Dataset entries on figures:
* Start *

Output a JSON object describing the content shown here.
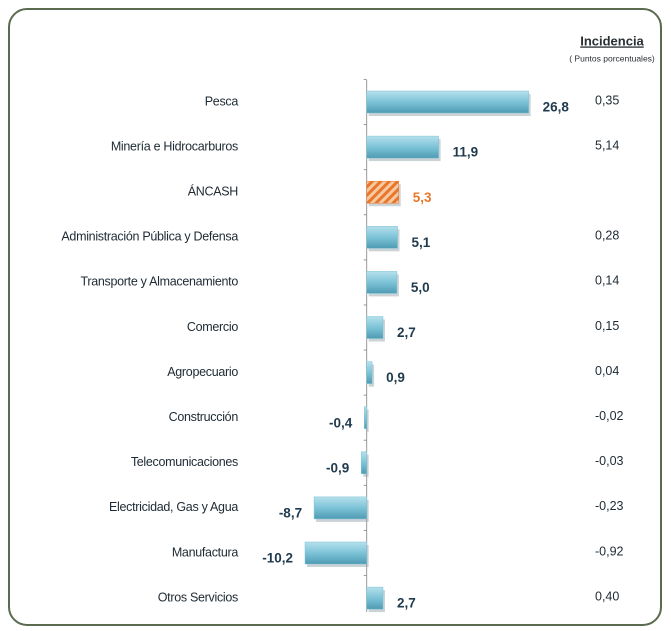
{
  "chart_data": {
    "type": "bar",
    "orientation": "horizontal",
    "categories": [
      "Pesca",
      "Minería e Hidrocarburos",
      "ÁNCASH",
      "Administración Pública y Defensa",
      "Transporte y Almacenamiento",
      "Comercio",
      "Agropecuario",
      "Construcción",
      "Telecomunicaciones",
      "Electricidad, Gas y Agua",
      "Manufactura",
      "Otros Servicios"
    ],
    "values": [
      26.8,
      11.9,
      5.3,
      5.1,
      5.0,
      2.7,
      0.9,
      -0.4,
      -0.9,
      -8.7,
      -10.2,
      2.7
    ],
    "value_labels": [
      "26,8",
      "11,9",
      "5,3",
      "5,1",
      "5,0",
      "2,7",
      "0,9",
      "-0,4",
      "-0,9",
      "-8,7",
      "-10,2",
      "2,7"
    ],
    "colors": [
      "#7cc3d7",
      "#7cc3d7",
      "#e8772a",
      "#7cc3d7",
      "#7cc3d7",
      "#7cc3d7",
      "#7cc3d7",
      "#7cc3d7",
      "#7cc3d7",
      "#7cc3d7",
      "#7cc3d7",
      "#7cc3d7"
    ],
    "label_colors": [
      "#1f3a4d",
      "#1f3a4d",
      "#e8772a",
      "#1f3a4d",
      "#1f3a4d",
      "#1f3a4d",
      "#1f3a4d",
      "#1f3a4d",
      "#1f3a4d",
      "#1f3a4d",
      "#1f3a4d",
      "#1f3a4d"
    ],
    "xlim": [
      -15,
      30
    ],
    "incidence": {
      "title": "Incidencia",
      "subtitle": "( Puntos porcentuales)",
      "values": [
        0.35,
        5.14,
        null,
        0.28,
        0.14,
        0.15,
        0.04,
        -0.02,
        -0.03,
        -0.23,
        -0.92,
        0.4
      ],
      "value_labels": [
        "0,35",
        "5,14",
        null,
        "0,28",
        "0,14",
        "0,15",
        "0,04",
        "-0,02",
        "-0,03",
        "-0,23",
        "-0,92",
        "0,40"
      ]
    }
  }
}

* End *

### Exercise objective
Generate a word-for-word copy of the preceding records, excluding all pictures.

### Result for this task
Output a JSON object describing the content shown here.
{
  "chart_data": {
    "type": "bar",
    "orientation": "horizontal",
    "categories": [
      "Pesca",
      "Minería e Hidrocarburos",
      "ÁNCASH",
      "Administración Pública y Defensa",
      "Transporte y Almacenamiento",
      "Comercio",
      "Agropecuario",
      "Construcción",
      "Telecomunicaciones",
      "Electricidad, Gas y Agua",
      "Manufactura",
      "Otros Servicios"
    ],
    "values": [
      26.8,
      11.9,
      5.3,
      5.1,
      5.0,
      2.7,
      0.9,
      -0.4,
      -0.9,
      -8.7,
      -10.2,
      2.7
    ],
    "value_labels": [
      "26,8",
      "11,9",
      "5,3",
      "5,1",
      "5,0",
      "2,7",
      "0,9",
      "-0,4",
      "-0,9",
      "-8,7",
      "-10,2",
      "2,7"
    ],
    "colors": [
      "#7cc3d7",
      "#7cc3d7",
      "#e8772a",
      "#7cc3d7",
      "#7cc3d7",
      "#7cc3d7",
      "#7cc3d7",
      "#7cc3d7",
      "#7cc3d7",
      "#7cc3d7",
      "#7cc3d7",
      "#7cc3d7"
    ],
    "label_colors": [
      "#1f3a4d",
      "#1f3a4d",
      "#e8772a",
      "#1f3a4d",
      "#1f3a4d",
      "#1f3a4d",
      "#1f3a4d",
      "#1f3a4d",
      "#1f3a4d",
      "#1f3a4d",
      "#1f3a4d",
      "#1f3a4d"
    ],
    "xlim": [
      -15,
      30
    ],
    "incidence": {
      "title": "Incidencia",
      "subtitle": "( Puntos porcentuales)",
      "values": [
        0.35,
        5.14,
        null,
        0.28,
        0.14,
        0.15,
        0.04,
        -0.02,
        -0.03,
        -0.23,
        -0.92,
        0.4
      ],
      "value_labels": [
        "0,35",
        "5,14",
        null,
        "0,28",
        "0,14",
        "0,15",
        "0,04",
        "-0,02",
        "-0,03",
        "-0,23",
        "-0,92",
        "0,40"
      ]
    }
  }
}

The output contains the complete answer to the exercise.